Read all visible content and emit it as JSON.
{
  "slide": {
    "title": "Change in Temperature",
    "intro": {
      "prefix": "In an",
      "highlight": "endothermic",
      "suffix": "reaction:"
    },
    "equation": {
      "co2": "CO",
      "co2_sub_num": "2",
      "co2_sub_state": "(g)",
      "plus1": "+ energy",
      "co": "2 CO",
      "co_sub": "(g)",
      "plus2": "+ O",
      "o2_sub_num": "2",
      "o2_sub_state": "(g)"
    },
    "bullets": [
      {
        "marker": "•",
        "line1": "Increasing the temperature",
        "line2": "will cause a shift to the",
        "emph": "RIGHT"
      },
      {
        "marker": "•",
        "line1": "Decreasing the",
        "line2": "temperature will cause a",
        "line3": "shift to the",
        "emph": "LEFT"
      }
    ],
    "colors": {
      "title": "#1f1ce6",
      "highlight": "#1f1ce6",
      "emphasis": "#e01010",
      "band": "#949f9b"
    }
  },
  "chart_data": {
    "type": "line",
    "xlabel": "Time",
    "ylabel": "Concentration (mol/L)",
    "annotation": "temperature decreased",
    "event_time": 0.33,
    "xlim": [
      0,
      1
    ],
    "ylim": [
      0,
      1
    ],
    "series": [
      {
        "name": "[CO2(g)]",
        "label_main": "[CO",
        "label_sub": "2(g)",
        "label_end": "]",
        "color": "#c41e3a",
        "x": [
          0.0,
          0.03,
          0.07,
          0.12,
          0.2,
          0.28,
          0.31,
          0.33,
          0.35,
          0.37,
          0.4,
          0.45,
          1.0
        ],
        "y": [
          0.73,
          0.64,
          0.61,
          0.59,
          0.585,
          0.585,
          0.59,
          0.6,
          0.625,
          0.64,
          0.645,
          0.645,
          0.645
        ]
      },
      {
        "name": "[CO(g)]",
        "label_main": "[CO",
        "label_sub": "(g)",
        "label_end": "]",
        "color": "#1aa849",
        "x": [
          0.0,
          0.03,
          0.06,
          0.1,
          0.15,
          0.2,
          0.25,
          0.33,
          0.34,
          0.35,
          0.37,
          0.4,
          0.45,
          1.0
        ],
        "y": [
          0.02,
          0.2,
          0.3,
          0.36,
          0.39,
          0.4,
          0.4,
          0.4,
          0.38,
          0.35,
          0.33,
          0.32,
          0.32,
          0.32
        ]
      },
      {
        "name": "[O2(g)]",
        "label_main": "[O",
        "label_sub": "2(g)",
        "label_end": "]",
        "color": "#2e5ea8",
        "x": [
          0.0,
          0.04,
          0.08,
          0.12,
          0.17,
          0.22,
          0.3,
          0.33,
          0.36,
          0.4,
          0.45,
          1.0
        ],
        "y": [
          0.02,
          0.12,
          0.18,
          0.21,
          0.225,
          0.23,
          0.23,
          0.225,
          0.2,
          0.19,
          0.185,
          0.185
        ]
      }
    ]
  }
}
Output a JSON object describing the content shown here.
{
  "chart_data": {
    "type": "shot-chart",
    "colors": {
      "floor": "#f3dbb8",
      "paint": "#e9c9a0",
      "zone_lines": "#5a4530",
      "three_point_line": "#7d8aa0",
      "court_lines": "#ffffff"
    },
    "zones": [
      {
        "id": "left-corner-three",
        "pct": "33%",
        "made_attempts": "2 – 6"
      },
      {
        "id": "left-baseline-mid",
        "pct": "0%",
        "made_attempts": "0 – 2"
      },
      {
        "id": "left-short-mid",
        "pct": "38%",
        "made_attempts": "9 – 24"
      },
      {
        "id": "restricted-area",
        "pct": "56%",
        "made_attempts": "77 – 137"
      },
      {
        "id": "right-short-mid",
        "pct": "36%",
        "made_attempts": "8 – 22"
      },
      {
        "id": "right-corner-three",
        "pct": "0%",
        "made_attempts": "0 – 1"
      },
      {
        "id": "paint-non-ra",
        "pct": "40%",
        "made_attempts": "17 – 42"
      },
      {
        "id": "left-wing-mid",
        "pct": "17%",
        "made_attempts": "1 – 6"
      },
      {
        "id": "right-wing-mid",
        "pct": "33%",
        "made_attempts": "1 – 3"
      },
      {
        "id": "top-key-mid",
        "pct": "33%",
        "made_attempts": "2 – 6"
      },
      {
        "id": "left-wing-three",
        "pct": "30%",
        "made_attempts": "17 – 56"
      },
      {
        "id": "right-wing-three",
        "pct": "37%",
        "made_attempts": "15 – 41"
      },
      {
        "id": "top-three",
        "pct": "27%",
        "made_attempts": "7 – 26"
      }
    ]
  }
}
========
→ **Stated goal**: Lines holding the word "title" in the entries above are the ones to pull out. Copy them all.

→ **Task output**:
    "title": "Change in Temperature",
      "title": "#1f1ce6",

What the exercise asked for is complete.